#### Source records:
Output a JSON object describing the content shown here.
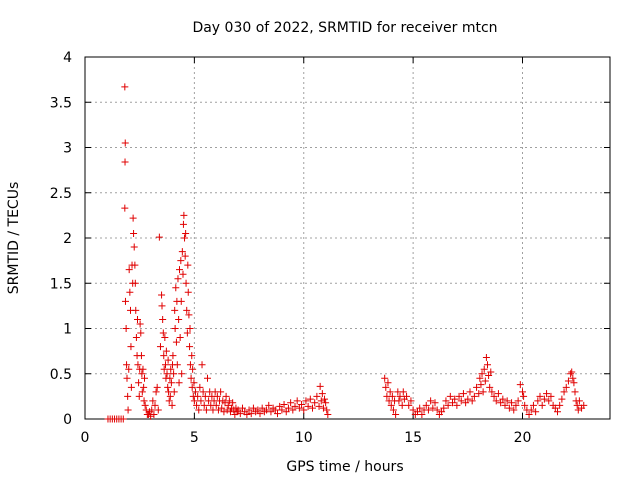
{
  "chart_data": {
    "type": "scatter",
    "title": "Day 030 of 2022, SRMTID for receiver mtcn",
    "xlabel": "GPS time / hours",
    "ylabel": "SRMTID / TECUs",
    "xlim": [
      0,
      24
    ],
    "ylim": [
      0,
      4
    ],
    "xticks": [
      0,
      5,
      10,
      15,
      20
    ],
    "xtick_labels": [
      "0",
      "5",
      "10",
      "15",
      "20"
    ],
    "yticks": [
      0,
      0.5,
      1,
      1.5,
      2,
      2.5,
      3,
      3.5,
      4
    ],
    "ytick_labels": [
      "0",
      "0.5",
      "1",
      "1.5",
      "2",
      "2.5",
      "3",
      "3.5",
      "4"
    ],
    "grid": true,
    "marker": "plus",
    "color": "#e00000",
    "series": [
      {
        "name": "mtcn",
        "points": [
          [
            1.05,
            0.0
          ],
          [
            1.15,
            0.0
          ],
          [
            1.25,
            0.0
          ],
          [
            1.35,
            0.0
          ],
          [
            1.45,
            0.0
          ],
          [
            1.55,
            0.0
          ],
          [
            1.65,
            0.0
          ],
          [
            1.75,
            0.0
          ],
          [
            1.82,
            3.67
          ],
          [
            1.84,
            3.05
          ],
          [
            1.83,
            2.84
          ],
          [
            1.82,
            2.33
          ],
          [
            1.85,
            1.3
          ],
          [
            1.88,
            1.0
          ],
          [
            1.9,
            0.6
          ],
          [
            1.92,
            0.45
          ],
          [
            1.95,
            0.25
          ],
          [
            1.97,
            0.1
          ],
          [
            2.0,
            0.55
          ],
          [
            2.02,
            1.65
          ],
          [
            2.05,
            1.4
          ],
          [
            2.08,
            1.2
          ],
          [
            2.1,
            0.8
          ],
          [
            2.12,
            0.35
          ],
          [
            2.15,
            1.7
          ],
          [
            2.18,
            1.5
          ],
          [
            2.2,
            2.22
          ],
          [
            2.22,
            2.05
          ],
          [
            2.25,
            1.9
          ],
          [
            2.28,
            1.7
          ],
          [
            2.3,
            1.5
          ],
          [
            2.32,
            1.2
          ],
          [
            2.35,
            0.9
          ],
          [
            2.38,
            0.7
          ],
          [
            2.4,
            1.1
          ],
          [
            2.42,
            0.6
          ],
          [
            2.45,
            0.4
          ],
          [
            2.48,
            0.25
          ],
          [
            2.5,
            0.55
          ],
          [
            2.52,
            1.05
          ],
          [
            2.55,
            0.95
          ],
          [
            2.58,
            0.7
          ],
          [
            2.6,
            0.5
          ],
          [
            2.62,
            0.3
          ],
          [
            2.65,
            0.55
          ],
          [
            2.68,
            0.35
          ],
          [
            2.7,
            0.2
          ],
          [
            2.72,
            0.45
          ],
          [
            2.75,
            0.15
          ],
          [
            2.8,
            0.1
          ],
          [
            2.85,
            0.05
          ],
          [
            2.9,
            0.05
          ],
          [
            2.95,
            0.08
          ],
          [
            3.0,
            0.03
          ],
          [
            3.05,
            0.1
          ],
          [
            3.1,
            0.2
          ],
          [
            3.15,
            0.05
          ],
          [
            3.2,
            0.15
          ],
          [
            3.25,
            0.3
          ],
          [
            3.3,
            0.35
          ],
          [
            3.35,
            0.1
          ],
          [
            3.4,
            2.01
          ],
          [
            3.45,
            0.8
          ],
          [
            3.5,
            1.37
          ],
          [
            3.52,
            1.25
          ],
          [
            3.55,
            1.1
          ],
          [
            3.58,
            0.95
          ],
          [
            3.6,
            0.7
          ],
          [
            3.62,
            0.55
          ],
          [
            3.65,
            0.9
          ],
          [
            3.68,
            0.6
          ],
          [
            3.7,
            0.45
          ],
          [
            3.72,
            0.75
          ],
          [
            3.75,
            0.5
          ],
          [
            3.78,
            0.35
          ],
          [
            3.8,
            0.65
          ],
          [
            3.82,
            0.3
          ],
          [
            3.85,
            0.2
          ],
          [
            3.88,
            0.45
          ],
          [
            3.9,
            0.25
          ],
          [
            3.92,
            0.55
          ],
          [
            3.95,
            0.4
          ],
          [
            3.98,
            0.15
          ],
          [
            4.0,
            0.6
          ],
          [
            4.02,
            0.7
          ],
          [
            4.05,
            0.5
          ],
          [
            4.08,
            0.3
          ],
          [
            4.1,
            1.2
          ],
          [
            4.12,
            1.0
          ],
          [
            4.15,
            1.45
          ],
          [
            4.18,
            0.85
          ],
          [
            4.2,
            1.3
          ],
          [
            4.22,
            0.6
          ],
          [
            4.25,
            1.55
          ],
          [
            4.28,
            1.1
          ],
          [
            4.3,
            0.4
          ],
          [
            4.32,
            1.65
          ],
          [
            4.35,
            0.9
          ],
          [
            4.38,
            1.75
          ],
          [
            4.4,
            1.3
          ],
          [
            4.42,
            0.5
          ],
          [
            4.45,
            1.85
          ],
          [
            4.48,
            1.6
          ],
          [
            4.5,
            2.15
          ],
          [
            4.52,
            2.25
          ],
          [
            4.55,
            2.0
          ],
          [
            4.58,
            1.8
          ],
          [
            4.6,
            2.05
          ],
          [
            4.62,
            1.5
          ],
          [
            4.65,
            1.2
          ],
          [
            4.68,
            0.95
          ],
          [
            4.7,
            1.7
          ],
          [
            4.72,
            1.4
          ],
          [
            4.75,
            1.15
          ],
          [
            4.78,
            0.8
          ],
          [
            4.8,
            1.0
          ],
          [
            4.82,
            0.6
          ],
          [
            4.85,
            0.45
          ],
          [
            4.88,
            0.7
          ],
          [
            4.9,
            0.35
          ],
          [
            4.92,
            0.55
          ],
          [
            4.95,
            0.25
          ],
          [
            4.98,
            0.4
          ],
          [
            5.0,
            0.2
          ],
          [
            5.05,
            0.3
          ],
          [
            5.1,
            0.15
          ],
          [
            5.15,
            0.25
          ],
          [
            5.2,
            0.1
          ],
          [
            5.25,
            0.35
          ],
          [
            5.3,
            0.2
          ],
          [
            5.35,
            0.6
          ],
          [
            5.4,
            0.3
          ],
          [
            5.45,
            0.15
          ],
          [
            5.5,
            0.25
          ],
          [
            5.55,
            0.1
          ],
          [
            5.6,
            0.45
          ],
          [
            5.65,
            0.2
          ],
          [
            5.7,
            0.3
          ],
          [
            5.75,
            0.15
          ],
          [
            5.8,
            0.25
          ],
          [
            5.85,
            0.1
          ],
          [
            5.9,
            0.2
          ],
          [
            5.95,
            0.3
          ],
          [
            6.0,
            0.15
          ],
          [
            6.05,
            0.25
          ],
          [
            6.1,
            0.1
          ],
          [
            6.15,
            0.2
          ],
          [
            6.2,
            0.3
          ],
          [
            6.25,
            0.12
          ],
          [
            6.3,
            0.2
          ],
          [
            6.35,
            0.08
          ],
          [
            6.4,
            0.18
          ],
          [
            6.45,
            0.25
          ],
          [
            6.5,
            0.1
          ],
          [
            6.55,
            0.15
          ],
          [
            6.6,
            0.2
          ],
          [
            6.65,
            0.08
          ],
          [
            6.7,
            0.12
          ],
          [
            6.75,
            0.18
          ],
          [
            6.8,
            0.1
          ],
          [
            6.85,
            0.05
          ],
          [
            6.9,
            0.12
          ],
          [
            6.95,
            0.08
          ],
          [
            7.0,
            0.1
          ],
          [
            7.1,
            0.06
          ],
          [
            7.2,
            0.12
          ],
          [
            7.3,
            0.08
          ],
          [
            7.4,
            0.05
          ],
          [
            7.5,
            0.1
          ],
          [
            7.6,
            0.06
          ],
          [
            7.7,
            0.12
          ],
          [
            7.8,
            0.08
          ],
          [
            7.9,
            0.1
          ],
          [
            8.0,
            0.06
          ],
          [
            8.1,
            0.12
          ],
          [
            8.2,
            0.08
          ],
          [
            8.3,
            0.1
          ],
          [
            8.4,
            0.15
          ],
          [
            8.5,
            0.08
          ],
          [
            8.6,
            0.12
          ],
          [
            8.7,
            0.1
          ],
          [
            8.8,
            0.06
          ],
          [
            8.9,
            0.14
          ],
          [
            9.0,
            0.1
          ],
          [
            9.1,
            0.16
          ],
          [
            9.2,
            0.08
          ],
          [
            9.3,
            0.12
          ],
          [
            9.4,
            0.18
          ],
          [
            9.5,
            0.1
          ],
          [
            9.6,
            0.14
          ],
          [
            9.7,
            0.2
          ],
          [
            9.8,
            0.12
          ],
          [
            9.9,
            0.16
          ],
          [
            10.0,
            0.1
          ],
          [
            10.1,
            0.2
          ],
          [
            10.2,
            0.14
          ],
          [
            10.3,
            0.22
          ],
          [
            10.4,
            0.12
          ],
          [
            10.5,
            0.18
          ],
          [
            10.6,
            0.25
          ],
          [
            10.7,
            0.14
          ],
          [
            10.75,
            0.36
          ],
          [
            10.8,
            0.2
          ],
          [
            10.85,
            0.28
          ],
          [
            10.9,
            0.12
          ],
          [
            10.95,
            0.22
          ],
          [
            11.0,
            0.18
          ],
          [
            11.05,
            0.1
          ],
          [
            11.1,
            0.05
          ],
          [
            13.7,
            0.45
          ],
          [
            13.75,
            0.35
          ],
          [
            13.8,
            0.25
          ],
          [
            13.85,
            0.4
          ],
          [
            13.9,
            0.2
          ],
          [
            13.95,
            0.3
          ],
          [
            14.0,
            0.15
          ],
          [
            14.05,
            0.25
          ],
          [
            14.1,
            0.1
          ],
          [
            14.15,
            0.2
          ],
          [
            14.2,
            0.05
          ],
          [
            14.3,
            0.3
          ],
          [
            14.35,
            0.2
          ],
          [
            14.4,
            0.25
          ],
          [
            14.5,
            0.15
          ],
          [
            14.55,
            0.3
          ],
          [
            14.6,
            0.22
          ],
          [
            14.7,
            0.25
          ],
          [
            14.8,
            0.15
          ],
          [
            14.9,
            0.2
          ],
          [
            15.0,
            0.1
          ],
          [
            15.1,
            0.05
          ],
          [
            15.2,
            0.08
          ],
          [
            15.3,
            0.12
          ],
          [
            15.4,
            0.05
          ],
          [
            15.5,
            0.1
          ],
          [
            15.6,
            0.15
          ],
          [
            15.7,
            0.1
          ],
          [
            15.8,
            0.2
          ],
          [
            15.9,
            0.12
          ],
          [
            16.0,
            0.18
          ],
          [
            16.1,
            0.1
          ],
          [
            16.2,
            0.05
          ],
          [
            16.3,
            0.08
          ],
          [
            16.4,
            0.12
          ],
          [
            16.5,
            0.2
          ],
          [
            16.6,
            0.15
          ],
          [
            16.7,
            0.25
          ],
          [
            16.8,
            0.18
          ],
          [
            16.9,
            0.22
          ],
          [
            17.0,
            0.15
          ],
          [
            17.1,
            0.25
          ],
          [
            17.2,
            0.2
          ],
          [
            17.3,
            0.28
          ],
          [
            17.4,
            0.18
          ],
          [
            17.5,
            0.22
          ],
          [
            17.6,
            0.3
          ],
          [
            17.7,
            0.2
          ],
          [
            17.8,
            0.25
          ],
          [
            17.9,
            0.35
          ],
          [
            18.0,
            0.28
          ],
          [
            18.05,
            0.45
          ],
          [
            18.1,
            0.38
          ],
          [
            18.15,
            0.5
          ],
          [
            18.2,
            0.3
          ],
          [
            18.25,
            0.55
          ],
          [
            18.3,
            0.42
          ],
          [
            18.35,
            0.68
          ],
          [
            18.4,
            0.6
          ],
          [
            18.45,
            0.48
          ],
          [
            18.5,
            0.35
          ],
          [
            18.55,
            0.52
          ],
          [
            18.6,
            0.3
          ],
          [
            18.7,
            0.25
          ],
          [
            18.8,
            0.2
          ],
          [
            18.9,
            0.28
          ],
          [
            19.0,
            0.18
          ],
          [
            19.1,
            0.22
          ],
          [
            19.2,
            0.15
          ],
          [
            19.3,
            0.2
          ],
          [
            19.4,
            0.12
          ],
          [
            19.5,
            0.18
          ],
          [
            19.6,
            0.1
          ],
          [
            19.7,
            0.15
          ],
          [
            19.8,
            0.2
          ],
          [
            19.9,
            0.38
          ],
          [
            20.0,
            0.3
          ],
          [
            20.05,
            0.25
          ],
          [
            20.1,
            0.15
          ],
          [
            20.2,
            0.1
          ],
          [
            20.3,
            0.05
          ],
          [
            20.4,
            0.1
          ],
          [
            20.5,
            0.15
          ],
          [
            20.6,
            0.08
          ],
          [
            20.7,
            0.2
          ],
          [
            20.8,
            0.25
          ],
          [
            20.9,
            0.15
          ],
          [
            21.0,
            0.22
          ],
          [
            21.1,
            0.28
          ],
          [
            21.2,
            0.2
          ],
          [
            21.3,
            0.25
          ],
          [
            21.4,
            0.15
          ],
          [
            21.5,
            0.12
          ],
          [
            21.6,
            0.08
          ],
          [
            21.7,
            0.15
          ],
          [
            21.8,
            0.22
          ],
          [
            21.9,
            0.3
          ],
          [
            22.0,
            0.35
          ],
          [
            22.1,
            0.42
          ],
          [
            22.2,
            0.5
          ],
          [
            22.25,
            0.52
          ],
          [
            22.3,
            0.45
          ],
          [
            22.35,
            0.4
          ],
          [
            22.4,
            0.3
          ],
          [
            22.45,
            0.2
          ],
          [
            22.5,
            0.15
          ],
          [
            22.55,
            0.1
          ],
          [
            22.6,
            0.2
          ],
          [
            22.7,
            0.12
          ],
          [
            22.8,
            0.15
          ]
        ]
      }
    ]
  }
}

#### What is required:
Gather all lines with the string "SRMTID" from the data.

#### Task solution:
    "title": "Day 030 of 2022, SRMTID for receiver mtcn",
    "ylabel": "SRMTID / TECUs",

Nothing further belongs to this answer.